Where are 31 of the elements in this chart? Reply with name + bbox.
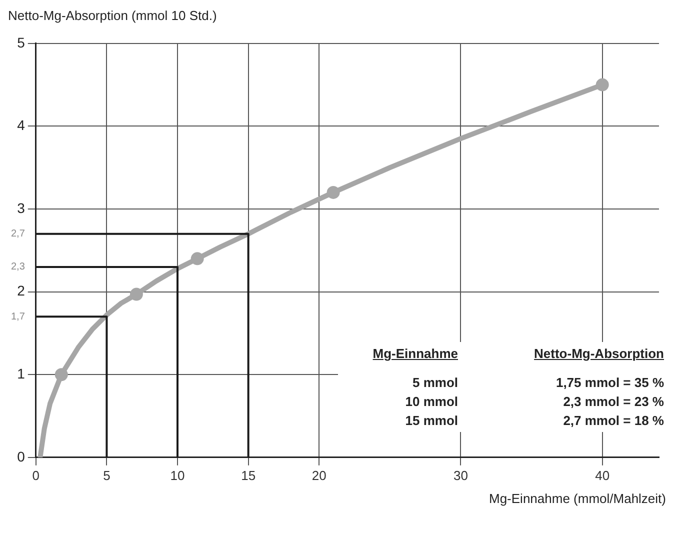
y-tick-label: 4 bbox=[17, 117, 26, 134]
y-tick-label: 1 bbox=[17, 365, 26, 382]
y-tick-label: 2 bbox=[17, 282, 26, 299]
point bbox=[326, 186, 340, 199]
annotation: 1,75 mmol = 35 % bbox=[554, 375, 664, 390]
x-tick-label: 0 bbox=[32, 468, 40, 483]
y-tick-label: 1,7 bbox=[10, 311, 26, 322]
x-tick-label: 10 bbox=[170, 468, 185, 483]
y-tick-label: 0 bbox=[17, 448, 26, 464]
point bbox=[190, 252, 204, 266]
y-tick-label: 5 bbox=[17, 34, 26, 50]
point bbox=[130, 288, 143, 301]
x-tick-label: 40 bbox=[595, 468, 610, 483]
point bbox=[596, 78, 609, 92]
annotation: Mg-Einnahme bbox=[372, 346, 459, 361]
point bbox=[54, 368, 68, 382]
annotation: 15 mmol bbox=[404, 413, 459, 428]
annotation: 10 mmol bbox=[404, 394, 459, 409]
y-tick-label: 3 bbox=[17, 200, 26, 216]
y-tick-label: 2,7 bbox=[10, 228, 26, 240]
y-axis-title: Netto-Mg-Absorption (mmol 10 Std.) bbox=[8, 8, 218, 25]
annotation: Netto-Mg-Absorption bbox=[533, 346, 664, 361]
annotation: 2,3 mmol = 23 % bbox=[562, 394, 664, 409]
x-axis-title: Mg-Einnahme (mmol/Mahlzeit) bbox=[488, 491, 666, 506]
x-tick-label: 20 bbox=[312, 468, 326, 483]
annotation: 5 mmol bbox=[411, 375, 459, 390]
annotation: 2,7 mmol = 18 % bbox=[562, 413, 664, 428]
x-tick-label: 15 bbox=[241, 468, 256, 483]
y-tick-label: 2,3 bbox=[10, 262, 26, 273]
x-tick-label: 30 bbox=[454, 468, 468, 483]
x-tick-label: 5 bbox=[103, 468, 110, 483]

· · ·

Your objective: Write out the records above again word for word, leaving out the pictures.

Final result:
Where are 31 of the elements in this chart? Reply with name + bbox.
y-tick-label: 4 bbox=[17, 117, 26, 134]
y-tick-label: 1 bbox=[17, 365, 26, 382]
y-tick-label: 2 bbox=[17, 282, 26, 299]
point bbox=[326, 186, 340, 199]
annotation: 1,75 mmol = 35 % bbox=[554, 375, 664, 390]
x-tick-label: 0 bbox=[32, 468, 40, 483]
y-tick-label: 1,7 bbox=[10, 311, 26, 322]
x-tick-label: 10 bbox=[170, 468, 185, 483]
y-tick-label: 0 bbox=[17, 448, 26, 464]
point bbox=[190, 252, 204, 266]
y-tick-label: 5 bbox=[17, 34, 26, 50]
point bbox=[130, 288, 143, 301]
x-tick-label: 40 bbox=[595, 468, 610, 483]
point bbox=[596, 78, 609, 92]
annotation: Mg-Einnahme bbox=[372, 346, 459, 361]
point bbox=[54, 368, 68, 382]
annotation: 15 mmol bbox=[404, 413, 459, 428]
annotation: 10 mmol bbox=[404, 394, 459, 409]
y-tick-label: 3 bbox=[17, 200, 26, 216]
y-tick-label: 2,7 bbox=[10, 228, 26, 240]
y-axis-title: Netto-Mg-Absorption (mmol 10 Std.) bbox=[8, 8, 218, 25]
annotation: Netto-Mg-Absorption bbox=[533, 346, 664, 361]
annotation: 2,3 mmol = 23 % bbox=[562, 394, 664, 409]
x-axis-title: Mg-Einnahme (mmol/Mahlzeit) bbox=[488, 491, 666, 506]
x-tick-label: 20 bbox=[312, 468, 326, 483]
annotation: 5 mmol bbox=[411, 375, 459, 390]
annotation: 2,7 mmol = 18 % bbox=[562, 413, 664, 428]
x-tick-label: 15 bbox=[241, 468, 256, 483]
y-tick-label: 2,3 bbox=[10, 262, 26, 273]
x-tick-label: 30 bbox=[454, 468, 468, 483]
x-tick-label: 5 bbox=[103, 468, 110, 483]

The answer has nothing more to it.